*Task statement:* Extract every line that contains the word "Milano".
## START
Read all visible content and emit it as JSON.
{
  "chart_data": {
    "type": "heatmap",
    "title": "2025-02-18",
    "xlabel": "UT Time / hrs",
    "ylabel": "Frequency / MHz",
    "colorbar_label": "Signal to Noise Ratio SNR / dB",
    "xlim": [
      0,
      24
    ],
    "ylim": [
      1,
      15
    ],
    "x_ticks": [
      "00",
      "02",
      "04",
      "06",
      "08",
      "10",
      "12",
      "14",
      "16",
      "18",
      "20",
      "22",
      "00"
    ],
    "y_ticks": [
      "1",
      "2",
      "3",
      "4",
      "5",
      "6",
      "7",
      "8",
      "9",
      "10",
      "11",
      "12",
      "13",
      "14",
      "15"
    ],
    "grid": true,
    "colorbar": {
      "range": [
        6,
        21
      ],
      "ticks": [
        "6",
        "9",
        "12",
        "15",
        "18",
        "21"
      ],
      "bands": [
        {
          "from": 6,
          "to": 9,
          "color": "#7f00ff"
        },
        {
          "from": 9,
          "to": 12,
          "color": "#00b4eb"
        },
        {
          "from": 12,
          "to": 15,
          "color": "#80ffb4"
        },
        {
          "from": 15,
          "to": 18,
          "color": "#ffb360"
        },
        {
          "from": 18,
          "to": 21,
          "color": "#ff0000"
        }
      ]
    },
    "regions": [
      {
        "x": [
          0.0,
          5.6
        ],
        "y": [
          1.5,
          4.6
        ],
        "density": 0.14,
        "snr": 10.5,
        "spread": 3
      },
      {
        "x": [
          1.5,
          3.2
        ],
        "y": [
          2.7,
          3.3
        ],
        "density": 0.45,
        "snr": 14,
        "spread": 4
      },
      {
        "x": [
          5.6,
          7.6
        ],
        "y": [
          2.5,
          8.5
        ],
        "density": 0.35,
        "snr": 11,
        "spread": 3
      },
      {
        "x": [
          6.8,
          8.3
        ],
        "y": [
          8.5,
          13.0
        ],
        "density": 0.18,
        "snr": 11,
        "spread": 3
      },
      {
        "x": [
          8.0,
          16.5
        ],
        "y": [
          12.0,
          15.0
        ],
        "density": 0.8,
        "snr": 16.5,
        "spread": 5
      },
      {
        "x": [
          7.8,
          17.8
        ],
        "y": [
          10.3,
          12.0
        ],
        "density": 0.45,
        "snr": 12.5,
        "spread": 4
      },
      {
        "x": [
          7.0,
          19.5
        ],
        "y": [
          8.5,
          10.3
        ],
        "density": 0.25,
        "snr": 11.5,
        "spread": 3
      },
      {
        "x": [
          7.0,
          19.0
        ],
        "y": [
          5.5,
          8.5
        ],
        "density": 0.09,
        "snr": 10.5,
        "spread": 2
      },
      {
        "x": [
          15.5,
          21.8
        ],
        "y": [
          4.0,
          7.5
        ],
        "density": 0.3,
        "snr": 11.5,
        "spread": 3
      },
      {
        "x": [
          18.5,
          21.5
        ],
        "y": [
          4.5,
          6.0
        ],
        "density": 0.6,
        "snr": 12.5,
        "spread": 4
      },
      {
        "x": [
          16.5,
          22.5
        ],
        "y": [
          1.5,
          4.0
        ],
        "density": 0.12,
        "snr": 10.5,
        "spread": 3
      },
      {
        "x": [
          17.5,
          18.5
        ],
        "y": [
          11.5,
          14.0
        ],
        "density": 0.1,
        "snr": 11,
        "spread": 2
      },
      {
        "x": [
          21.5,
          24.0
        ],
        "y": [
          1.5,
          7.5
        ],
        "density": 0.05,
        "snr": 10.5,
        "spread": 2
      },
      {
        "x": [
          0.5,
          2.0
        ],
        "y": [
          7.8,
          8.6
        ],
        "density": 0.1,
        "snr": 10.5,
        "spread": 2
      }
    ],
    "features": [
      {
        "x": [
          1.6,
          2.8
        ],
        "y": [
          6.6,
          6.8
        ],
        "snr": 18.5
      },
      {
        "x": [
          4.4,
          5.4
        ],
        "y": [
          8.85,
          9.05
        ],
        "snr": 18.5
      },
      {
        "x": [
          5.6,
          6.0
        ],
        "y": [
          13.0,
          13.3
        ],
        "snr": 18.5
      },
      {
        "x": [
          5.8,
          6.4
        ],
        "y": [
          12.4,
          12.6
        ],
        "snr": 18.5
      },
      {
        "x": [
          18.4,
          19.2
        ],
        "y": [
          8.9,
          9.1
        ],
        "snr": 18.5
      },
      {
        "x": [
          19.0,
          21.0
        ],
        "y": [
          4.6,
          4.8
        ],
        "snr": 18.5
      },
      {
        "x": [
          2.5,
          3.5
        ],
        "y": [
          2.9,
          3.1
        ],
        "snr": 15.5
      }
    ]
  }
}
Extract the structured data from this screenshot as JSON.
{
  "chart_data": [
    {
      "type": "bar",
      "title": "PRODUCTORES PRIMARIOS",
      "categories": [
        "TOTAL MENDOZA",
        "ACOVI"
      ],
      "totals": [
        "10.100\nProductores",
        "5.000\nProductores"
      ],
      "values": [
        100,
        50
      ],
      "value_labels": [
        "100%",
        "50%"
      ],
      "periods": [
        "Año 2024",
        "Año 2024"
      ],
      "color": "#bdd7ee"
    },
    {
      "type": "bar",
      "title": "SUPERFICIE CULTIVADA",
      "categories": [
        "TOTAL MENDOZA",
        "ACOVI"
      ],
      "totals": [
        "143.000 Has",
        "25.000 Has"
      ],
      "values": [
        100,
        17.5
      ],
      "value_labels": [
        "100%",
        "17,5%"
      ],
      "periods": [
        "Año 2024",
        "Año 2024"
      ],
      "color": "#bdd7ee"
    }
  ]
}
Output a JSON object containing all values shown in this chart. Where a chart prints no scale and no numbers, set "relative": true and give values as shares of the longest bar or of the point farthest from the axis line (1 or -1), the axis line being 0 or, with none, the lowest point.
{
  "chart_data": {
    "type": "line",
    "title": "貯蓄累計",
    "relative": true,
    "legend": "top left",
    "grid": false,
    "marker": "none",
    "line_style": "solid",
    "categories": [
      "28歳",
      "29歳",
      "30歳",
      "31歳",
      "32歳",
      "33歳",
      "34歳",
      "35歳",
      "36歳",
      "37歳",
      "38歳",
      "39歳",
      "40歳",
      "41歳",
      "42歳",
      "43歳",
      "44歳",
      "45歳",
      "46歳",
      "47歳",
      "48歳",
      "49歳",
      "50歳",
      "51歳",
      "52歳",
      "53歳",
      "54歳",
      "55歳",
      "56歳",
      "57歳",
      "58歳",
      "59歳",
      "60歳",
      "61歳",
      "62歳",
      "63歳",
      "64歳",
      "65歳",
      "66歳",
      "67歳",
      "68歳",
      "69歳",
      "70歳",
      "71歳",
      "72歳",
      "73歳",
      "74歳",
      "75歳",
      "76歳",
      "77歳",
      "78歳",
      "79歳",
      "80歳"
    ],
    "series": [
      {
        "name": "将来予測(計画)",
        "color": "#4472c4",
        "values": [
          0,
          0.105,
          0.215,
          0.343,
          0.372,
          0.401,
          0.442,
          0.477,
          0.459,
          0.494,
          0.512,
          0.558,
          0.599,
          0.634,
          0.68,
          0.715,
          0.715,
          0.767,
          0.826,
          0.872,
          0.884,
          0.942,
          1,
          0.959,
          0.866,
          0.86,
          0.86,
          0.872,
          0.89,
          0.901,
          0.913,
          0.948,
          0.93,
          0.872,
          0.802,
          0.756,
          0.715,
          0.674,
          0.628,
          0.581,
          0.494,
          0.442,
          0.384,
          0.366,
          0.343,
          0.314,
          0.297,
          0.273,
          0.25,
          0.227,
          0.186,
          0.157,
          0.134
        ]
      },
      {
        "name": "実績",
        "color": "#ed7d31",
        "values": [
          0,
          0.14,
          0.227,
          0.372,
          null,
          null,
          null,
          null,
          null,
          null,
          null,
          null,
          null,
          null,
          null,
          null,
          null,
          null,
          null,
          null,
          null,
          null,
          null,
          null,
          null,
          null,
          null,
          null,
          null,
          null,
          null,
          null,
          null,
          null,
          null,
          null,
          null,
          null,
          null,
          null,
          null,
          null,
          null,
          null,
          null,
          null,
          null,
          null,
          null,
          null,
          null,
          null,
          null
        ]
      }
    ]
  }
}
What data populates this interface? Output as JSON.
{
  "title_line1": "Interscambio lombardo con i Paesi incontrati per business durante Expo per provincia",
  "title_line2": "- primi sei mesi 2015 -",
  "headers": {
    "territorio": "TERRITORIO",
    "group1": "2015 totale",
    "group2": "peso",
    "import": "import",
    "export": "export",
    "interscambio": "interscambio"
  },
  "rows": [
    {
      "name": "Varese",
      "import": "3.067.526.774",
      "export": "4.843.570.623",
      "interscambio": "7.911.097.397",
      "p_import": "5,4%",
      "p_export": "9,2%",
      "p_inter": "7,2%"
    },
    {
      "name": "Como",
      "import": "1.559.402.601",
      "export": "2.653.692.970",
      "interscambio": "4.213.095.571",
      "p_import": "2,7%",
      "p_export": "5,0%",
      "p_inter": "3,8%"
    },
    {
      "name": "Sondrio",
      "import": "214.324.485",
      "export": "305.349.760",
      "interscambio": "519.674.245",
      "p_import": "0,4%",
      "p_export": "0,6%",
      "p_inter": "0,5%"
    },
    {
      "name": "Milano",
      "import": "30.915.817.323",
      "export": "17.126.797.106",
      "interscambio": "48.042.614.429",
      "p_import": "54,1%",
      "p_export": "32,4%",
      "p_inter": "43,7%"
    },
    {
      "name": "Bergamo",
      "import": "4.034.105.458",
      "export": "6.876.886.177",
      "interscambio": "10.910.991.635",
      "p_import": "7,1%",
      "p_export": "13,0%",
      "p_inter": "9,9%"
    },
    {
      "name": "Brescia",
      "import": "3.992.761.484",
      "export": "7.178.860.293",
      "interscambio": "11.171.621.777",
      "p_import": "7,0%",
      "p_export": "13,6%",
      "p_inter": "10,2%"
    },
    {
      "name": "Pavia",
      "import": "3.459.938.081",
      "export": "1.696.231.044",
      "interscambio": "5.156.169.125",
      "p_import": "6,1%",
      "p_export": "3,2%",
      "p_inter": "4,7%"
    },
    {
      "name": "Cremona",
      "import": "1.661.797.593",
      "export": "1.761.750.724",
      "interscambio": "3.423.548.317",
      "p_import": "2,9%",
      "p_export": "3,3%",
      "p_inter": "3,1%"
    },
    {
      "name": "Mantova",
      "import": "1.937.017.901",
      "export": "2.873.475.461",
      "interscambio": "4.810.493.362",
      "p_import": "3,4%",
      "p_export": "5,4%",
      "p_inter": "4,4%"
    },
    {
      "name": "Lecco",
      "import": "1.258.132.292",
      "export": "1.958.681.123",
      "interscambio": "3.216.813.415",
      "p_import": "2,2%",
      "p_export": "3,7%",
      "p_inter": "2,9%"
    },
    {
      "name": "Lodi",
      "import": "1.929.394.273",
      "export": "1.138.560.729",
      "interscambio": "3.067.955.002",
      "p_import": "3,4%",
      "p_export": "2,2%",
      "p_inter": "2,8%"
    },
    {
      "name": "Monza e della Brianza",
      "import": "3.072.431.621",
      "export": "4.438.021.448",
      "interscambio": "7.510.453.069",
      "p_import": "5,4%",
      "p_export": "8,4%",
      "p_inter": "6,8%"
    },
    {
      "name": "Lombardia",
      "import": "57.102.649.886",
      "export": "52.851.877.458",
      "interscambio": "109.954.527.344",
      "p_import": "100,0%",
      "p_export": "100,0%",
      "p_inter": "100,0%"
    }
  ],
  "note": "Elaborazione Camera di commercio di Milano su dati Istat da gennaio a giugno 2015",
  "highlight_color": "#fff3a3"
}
## END
*Exercise answer:*
      "name": "Milano",
  "note": "Elaborazione Camera di commercio di Milano su dati Istat da gennaio a giugno 2015",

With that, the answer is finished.